> **TASK GOAL**
Output nothing but the lines from the line with "What does this" through the end of the listing below, both ends included.

— BEGIN DATASET ROWS —

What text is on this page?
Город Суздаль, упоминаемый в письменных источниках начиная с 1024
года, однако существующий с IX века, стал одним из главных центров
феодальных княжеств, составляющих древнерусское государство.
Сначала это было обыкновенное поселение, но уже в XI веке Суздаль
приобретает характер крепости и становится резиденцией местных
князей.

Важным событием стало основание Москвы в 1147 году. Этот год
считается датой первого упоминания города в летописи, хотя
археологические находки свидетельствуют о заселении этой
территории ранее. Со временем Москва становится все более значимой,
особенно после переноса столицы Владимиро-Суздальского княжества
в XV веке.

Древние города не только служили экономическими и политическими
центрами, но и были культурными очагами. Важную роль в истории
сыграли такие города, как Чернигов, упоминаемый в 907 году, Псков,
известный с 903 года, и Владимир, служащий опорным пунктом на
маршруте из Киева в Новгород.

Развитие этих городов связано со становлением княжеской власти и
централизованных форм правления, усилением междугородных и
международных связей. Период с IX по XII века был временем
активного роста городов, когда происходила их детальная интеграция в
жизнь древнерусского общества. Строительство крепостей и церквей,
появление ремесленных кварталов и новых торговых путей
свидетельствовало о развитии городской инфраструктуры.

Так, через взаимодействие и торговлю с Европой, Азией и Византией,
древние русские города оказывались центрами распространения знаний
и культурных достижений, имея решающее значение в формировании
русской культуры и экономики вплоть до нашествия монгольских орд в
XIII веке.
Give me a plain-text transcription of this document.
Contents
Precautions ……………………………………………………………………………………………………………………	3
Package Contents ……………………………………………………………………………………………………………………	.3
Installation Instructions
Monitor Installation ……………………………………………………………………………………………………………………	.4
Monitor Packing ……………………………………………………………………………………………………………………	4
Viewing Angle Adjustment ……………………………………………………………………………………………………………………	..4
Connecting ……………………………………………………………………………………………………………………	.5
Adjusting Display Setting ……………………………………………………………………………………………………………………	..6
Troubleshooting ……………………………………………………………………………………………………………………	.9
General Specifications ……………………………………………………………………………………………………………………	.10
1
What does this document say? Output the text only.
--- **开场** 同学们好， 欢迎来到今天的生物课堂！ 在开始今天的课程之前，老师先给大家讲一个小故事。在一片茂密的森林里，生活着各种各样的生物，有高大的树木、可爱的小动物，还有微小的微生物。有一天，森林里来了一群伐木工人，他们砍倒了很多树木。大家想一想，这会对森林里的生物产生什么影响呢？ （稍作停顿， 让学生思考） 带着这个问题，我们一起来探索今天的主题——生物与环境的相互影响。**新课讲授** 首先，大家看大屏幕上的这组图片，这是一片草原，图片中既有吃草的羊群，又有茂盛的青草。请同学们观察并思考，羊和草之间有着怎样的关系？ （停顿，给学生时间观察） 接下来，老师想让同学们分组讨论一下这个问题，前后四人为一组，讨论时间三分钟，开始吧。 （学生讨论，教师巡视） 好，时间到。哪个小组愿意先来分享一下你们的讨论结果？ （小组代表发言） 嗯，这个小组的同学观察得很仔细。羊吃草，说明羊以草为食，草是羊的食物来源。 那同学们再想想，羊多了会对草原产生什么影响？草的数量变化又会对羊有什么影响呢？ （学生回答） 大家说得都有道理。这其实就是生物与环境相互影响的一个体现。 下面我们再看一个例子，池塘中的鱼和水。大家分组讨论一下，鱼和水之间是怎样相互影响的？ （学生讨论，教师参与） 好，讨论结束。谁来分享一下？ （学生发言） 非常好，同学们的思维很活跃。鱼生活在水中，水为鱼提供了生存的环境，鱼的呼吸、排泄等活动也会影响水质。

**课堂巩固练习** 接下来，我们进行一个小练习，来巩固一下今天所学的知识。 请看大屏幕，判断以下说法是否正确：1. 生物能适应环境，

— END DATASET ROWS —

> **THE RESPONSE**
What does this document say? Output the text only.
--- **开场** 同学们好， 欢迎来到今天的生物课堂！ 在开始今天的课程之前，老师先给大家讲一个小故事。在一片茂密的森林里，生活着各种各样的生物，有高大的树木、可爱的小动物，还有微小的微生物。有一天，森林里来了一群伐木工人，他们砍倒了很多树木。大家想一想，这会对森林里的生物产生什么影响呢？ （稍作停顿， 让学生思考） 带着这个问题，我们一起来探索今天的主题——生物与环境的相互影响。**新课讲授** 首先，大家看大屏幕上的这组图片，这是一片草原，图片中既有吃草的羊群，又有茂盛的青草。请同学们观察并思考，羊和草之间有着怎样的关系？ （停顿，给学生时间观察） 接下来，老师想让同学们分组讨论一下这个问题，前后四人为一组，讨论时间三分钟，开始吧。 （学生讨论，教师巡视） 好，时间到。哪个小组愿意先来分享一下你们的讨论结果？ （小组代表发言） 嗯，这个小组的同学观察得很仔细。羊吃草，说明羊以草为食，草是羊的食物来源。 那同学们再想想，羊多了会对草原产生什么影响？草的数量变化又会对羊有什么影响呢？ （学生回答） 大家说得都有道理。这其实就是生物与环境相互影响的一个体现。 下面我们再看一个例子，池塘中的鱼和水。大家分组讨论一下，鱼和水之间是怎样相互影响的？ （学生讨论，教师参与） 好，讨论结束。谁来分享一下？ （学生发言） 非常好，同学们的思维很活跃。鱼生活在水中，水为鱼提供了生存的环境，鱼的呼吸、排泄等活动也会影响水质。

**课堂巩固练习** 接下来，我们进行一个小练习，来巩固一下今天所学的知识。 请看大屏幕，判断以下说法是否正确：1. 生物能适应环境，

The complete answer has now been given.